Publication number: US20200203319A1
Application number: US16/460,782
Authority: US
Inventors: Hung-Ping LEE; Yi-Hsiang Chiu
Original assignee: J Metrics Technology Co Ltd
Current assignee: J Metrics Technology Co Ltd
Priority date: 2018-12-20
Filing date: 2019-07-02
Publication date: 2020-06-25
Also published as: TWI682436B; TW202025240A

Abstract

A mass transfer method for micro light emitting diode (LED) includes a micro-LED manufacturing step, a connecting step, a removing step, a fluorescent-powder layer forming step, and a filtering-sheet forming step. In the micro-LED manufacturing step, micro-LEDs are formed on a wafer substrate. Each micro-LED includes first and second electrodes. In the connecting step, the wafer substrate including the micro-LEDs is connected with a circuit substrate including first electrical-connection portions and second electrical-connection portions. Each first electrical-connection portion is connected to the first electrode of the corresponding micro-LED, and each second electrical-connection portion is connected to the second electrode of the corresponding micro-LED. In the removing step, the wafer substrate is removed. In the fluorescent-powder layer forming step, a fluorescent-powder layer is formed on the light-emitting surface of each of the micro-LEDs. In the filtering-sheet forming step, filtering-sheets are attached on the fluorescent-powder layer.

Description

CROSS-REFERENCE TO RELATED APPLICATION

This non-provisional application claims priority under 35 U.S.C. § 119(a) to Patent Application No. 107146260 in Taiwan, R.O.C. on Dec. 20, 2018, the entire contents of which are hereby incorporated by reference.

BACKGROUND

Technical Field

The instant disclosure relates to display technologies, in particular, to a mass transfer method for micro LED and a light emitting panel module using thereof.

Related Art

Digital displays are utilized to different applications. In particular, liquid crystal displays (LCD) are the most popular displays. Regarding users demands, displays with are expected. However, though organic light-emitting diode (OLED) displays have advantages of high brightness and chromaticity, the lifetime for the OLED displays is limited. For example, after displays, mobile phones, or watches using OLED are used for a period (e.g., after 2000 hours), a screen burn-in phenomenon occurs frequently due to the intrinsic character of the OLED material.
LED may also have a higher brightness and chromaticity performance. However, problems of the size of the light source and the arrangements of the color blocks are to be solved firstly. Currently, the red light LEDs, the green light LEDs, and the blue light LEDs are manufactured individually and then transferred on the circuit board, for example, in a way of adhering. Nevertheless, in order to improve the resolution, the sizes of the LEDs are to be reduced. In the LED transfer method known to the inventor, the main drawback is that the arrangement precision for the LEDs cannot be improved. Moreover, in the case where the size of the LEDs are reduced, during cutting the LEDs from the wafer, the LEDs may be damaged or the electrical property of the LEDs may be affected, thereby decreasing the defect-free rate of the LED products.

> Data extract:
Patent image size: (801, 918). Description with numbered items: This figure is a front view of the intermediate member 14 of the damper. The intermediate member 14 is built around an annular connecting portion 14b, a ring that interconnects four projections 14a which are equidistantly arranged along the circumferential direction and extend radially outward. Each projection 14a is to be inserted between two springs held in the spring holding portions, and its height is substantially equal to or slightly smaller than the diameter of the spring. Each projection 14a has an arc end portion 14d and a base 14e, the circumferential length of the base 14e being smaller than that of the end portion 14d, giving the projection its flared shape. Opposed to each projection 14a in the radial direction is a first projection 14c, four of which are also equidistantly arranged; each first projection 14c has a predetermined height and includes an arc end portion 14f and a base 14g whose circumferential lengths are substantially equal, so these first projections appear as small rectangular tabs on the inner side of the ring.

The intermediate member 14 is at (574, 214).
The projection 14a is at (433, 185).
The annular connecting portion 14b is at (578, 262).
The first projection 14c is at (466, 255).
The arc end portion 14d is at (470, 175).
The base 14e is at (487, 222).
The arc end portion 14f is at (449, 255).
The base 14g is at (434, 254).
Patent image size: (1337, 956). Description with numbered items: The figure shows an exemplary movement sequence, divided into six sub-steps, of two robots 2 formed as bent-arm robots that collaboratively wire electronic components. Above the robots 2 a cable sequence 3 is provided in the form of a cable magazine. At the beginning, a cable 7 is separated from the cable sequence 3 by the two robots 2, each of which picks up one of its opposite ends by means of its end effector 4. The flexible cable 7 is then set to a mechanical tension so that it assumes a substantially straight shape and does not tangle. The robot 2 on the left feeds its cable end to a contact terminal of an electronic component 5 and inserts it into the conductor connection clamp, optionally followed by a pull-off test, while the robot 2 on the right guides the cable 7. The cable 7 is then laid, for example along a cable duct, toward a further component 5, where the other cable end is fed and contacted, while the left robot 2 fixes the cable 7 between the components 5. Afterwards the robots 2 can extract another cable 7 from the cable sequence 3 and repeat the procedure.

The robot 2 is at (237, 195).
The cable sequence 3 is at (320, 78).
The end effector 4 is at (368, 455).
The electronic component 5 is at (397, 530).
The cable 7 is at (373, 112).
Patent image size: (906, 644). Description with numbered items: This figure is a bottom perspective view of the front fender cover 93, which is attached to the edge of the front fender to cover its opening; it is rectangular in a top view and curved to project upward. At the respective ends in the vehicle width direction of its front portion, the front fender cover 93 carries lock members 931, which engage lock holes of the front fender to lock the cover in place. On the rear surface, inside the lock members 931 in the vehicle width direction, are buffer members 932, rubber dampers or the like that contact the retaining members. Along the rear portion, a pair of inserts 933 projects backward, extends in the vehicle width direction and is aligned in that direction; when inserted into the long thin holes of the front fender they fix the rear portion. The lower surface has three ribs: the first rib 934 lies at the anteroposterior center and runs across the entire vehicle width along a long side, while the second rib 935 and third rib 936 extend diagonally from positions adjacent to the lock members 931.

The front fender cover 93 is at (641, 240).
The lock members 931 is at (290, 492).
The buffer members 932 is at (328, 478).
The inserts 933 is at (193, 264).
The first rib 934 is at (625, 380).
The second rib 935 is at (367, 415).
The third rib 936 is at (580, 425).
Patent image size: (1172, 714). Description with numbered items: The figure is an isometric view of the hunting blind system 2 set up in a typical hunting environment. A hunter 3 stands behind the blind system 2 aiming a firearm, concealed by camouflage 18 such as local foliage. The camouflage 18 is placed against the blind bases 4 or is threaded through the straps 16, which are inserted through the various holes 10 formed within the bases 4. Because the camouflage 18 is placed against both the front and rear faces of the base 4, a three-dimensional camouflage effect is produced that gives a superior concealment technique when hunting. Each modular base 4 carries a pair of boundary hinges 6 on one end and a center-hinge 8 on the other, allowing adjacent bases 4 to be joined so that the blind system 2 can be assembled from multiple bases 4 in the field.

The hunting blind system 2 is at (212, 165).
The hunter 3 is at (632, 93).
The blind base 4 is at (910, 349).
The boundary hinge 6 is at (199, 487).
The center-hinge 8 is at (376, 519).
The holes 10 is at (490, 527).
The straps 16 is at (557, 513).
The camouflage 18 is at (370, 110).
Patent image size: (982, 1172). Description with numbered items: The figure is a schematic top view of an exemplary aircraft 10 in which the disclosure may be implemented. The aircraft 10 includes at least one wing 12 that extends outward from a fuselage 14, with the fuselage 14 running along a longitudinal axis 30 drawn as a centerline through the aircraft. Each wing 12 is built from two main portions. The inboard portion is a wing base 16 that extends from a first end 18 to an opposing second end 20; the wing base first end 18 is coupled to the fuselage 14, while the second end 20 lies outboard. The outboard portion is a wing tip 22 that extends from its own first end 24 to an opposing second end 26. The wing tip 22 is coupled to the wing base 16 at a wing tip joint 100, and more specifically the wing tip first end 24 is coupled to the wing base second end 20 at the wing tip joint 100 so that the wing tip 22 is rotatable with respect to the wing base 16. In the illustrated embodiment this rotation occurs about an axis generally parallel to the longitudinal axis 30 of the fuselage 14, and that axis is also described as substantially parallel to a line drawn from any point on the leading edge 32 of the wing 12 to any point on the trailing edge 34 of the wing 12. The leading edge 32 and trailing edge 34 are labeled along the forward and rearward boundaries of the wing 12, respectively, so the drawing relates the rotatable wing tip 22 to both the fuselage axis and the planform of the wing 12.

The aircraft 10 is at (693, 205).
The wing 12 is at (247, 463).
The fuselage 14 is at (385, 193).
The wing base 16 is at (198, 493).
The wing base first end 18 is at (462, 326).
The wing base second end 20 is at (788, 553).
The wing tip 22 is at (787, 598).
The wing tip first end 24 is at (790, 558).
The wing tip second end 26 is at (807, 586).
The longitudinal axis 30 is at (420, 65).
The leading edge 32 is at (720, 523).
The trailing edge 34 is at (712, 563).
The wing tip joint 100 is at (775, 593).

> Work request:
From the micro-LED patent text, copy out the passage that opens with "The instant disclosure" and closes with "module using thereof.".

> The answer:
The instant disclosure relates to display technologies, in particular, to a mass transfer method for micro LED and a light emitting panel module using thereof.